TO DO: Leaving out the pictures, retype all the material exactly.

━━━━━━━━

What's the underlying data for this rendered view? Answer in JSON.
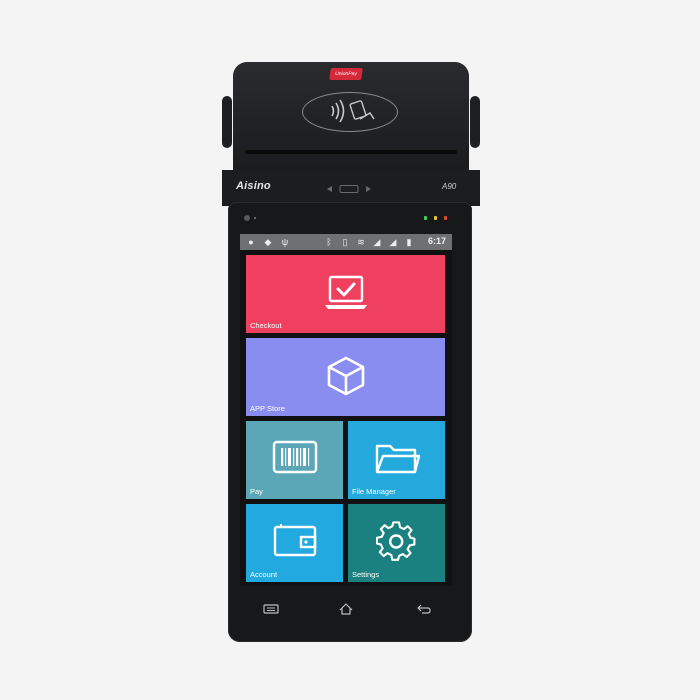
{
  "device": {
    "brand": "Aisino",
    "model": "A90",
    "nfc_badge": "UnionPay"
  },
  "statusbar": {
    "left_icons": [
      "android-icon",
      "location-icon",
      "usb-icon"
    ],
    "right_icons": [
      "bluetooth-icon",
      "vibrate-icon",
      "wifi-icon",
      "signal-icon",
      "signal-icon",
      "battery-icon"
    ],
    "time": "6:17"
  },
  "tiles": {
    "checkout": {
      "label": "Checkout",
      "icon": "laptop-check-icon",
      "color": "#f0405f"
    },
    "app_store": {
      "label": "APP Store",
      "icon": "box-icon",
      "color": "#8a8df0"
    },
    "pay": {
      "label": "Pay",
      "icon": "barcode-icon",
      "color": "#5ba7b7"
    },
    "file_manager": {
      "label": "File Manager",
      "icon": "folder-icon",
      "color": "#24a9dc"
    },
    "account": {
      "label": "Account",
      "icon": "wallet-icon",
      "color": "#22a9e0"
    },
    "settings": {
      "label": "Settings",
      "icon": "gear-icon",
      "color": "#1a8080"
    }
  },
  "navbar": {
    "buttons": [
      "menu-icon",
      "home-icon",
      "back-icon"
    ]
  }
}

━━━━━━━━

WRITTEN ANSWER:
What's the underlying data for this rendered view? Answer in JSON.
{
  "device": {
    "brand": "Aisino",
    "model": "A90",
    "nfc_badge": "UnionPay"
  },
  "statusbar": {
    "left_icons": [
      "android-icon",
      "location-icon",
      "usb-icon"
    ],
    "right_icons": [
      "bluetooth-icon",
      "vibrate-icon",
      "wifi-icon",
      "signal-icon",
      "signal-icon",
      "battery-icon"
    ],
    "time": "6:17"
  },
  "tiles": {
    "checkout": {
      "label": "Checkout",
      "icon": "laptop-check-icon",
      "color": "#f0405f"
    },
    "app_store": {
      "label": "APP Store",
      "icon": "box-icon",
      "color": "#8a8df0"
    },
    "pay": {
      "label": "Pay",
      "icon": "barcode-icon",
      "color": "#5ba7b7"
    },
    "file_manager": {
      "label": "File Manager",
      "icon": "folder-icon",
      "color": "#24a9dc"
    },
    "account": {
      "label": "Account",
      "icon": "wallet-icon",
      "color": "#22a9e0"
    },
    "settings": {
      "label": "Settings",
      "icon": "gear-icon",
      "color": "#1a8080"
    }
  },
  "navbar": {
    "buttons": [
      "menu-icon",
      "home-icon",
      "back-icon"
    ]
  }
}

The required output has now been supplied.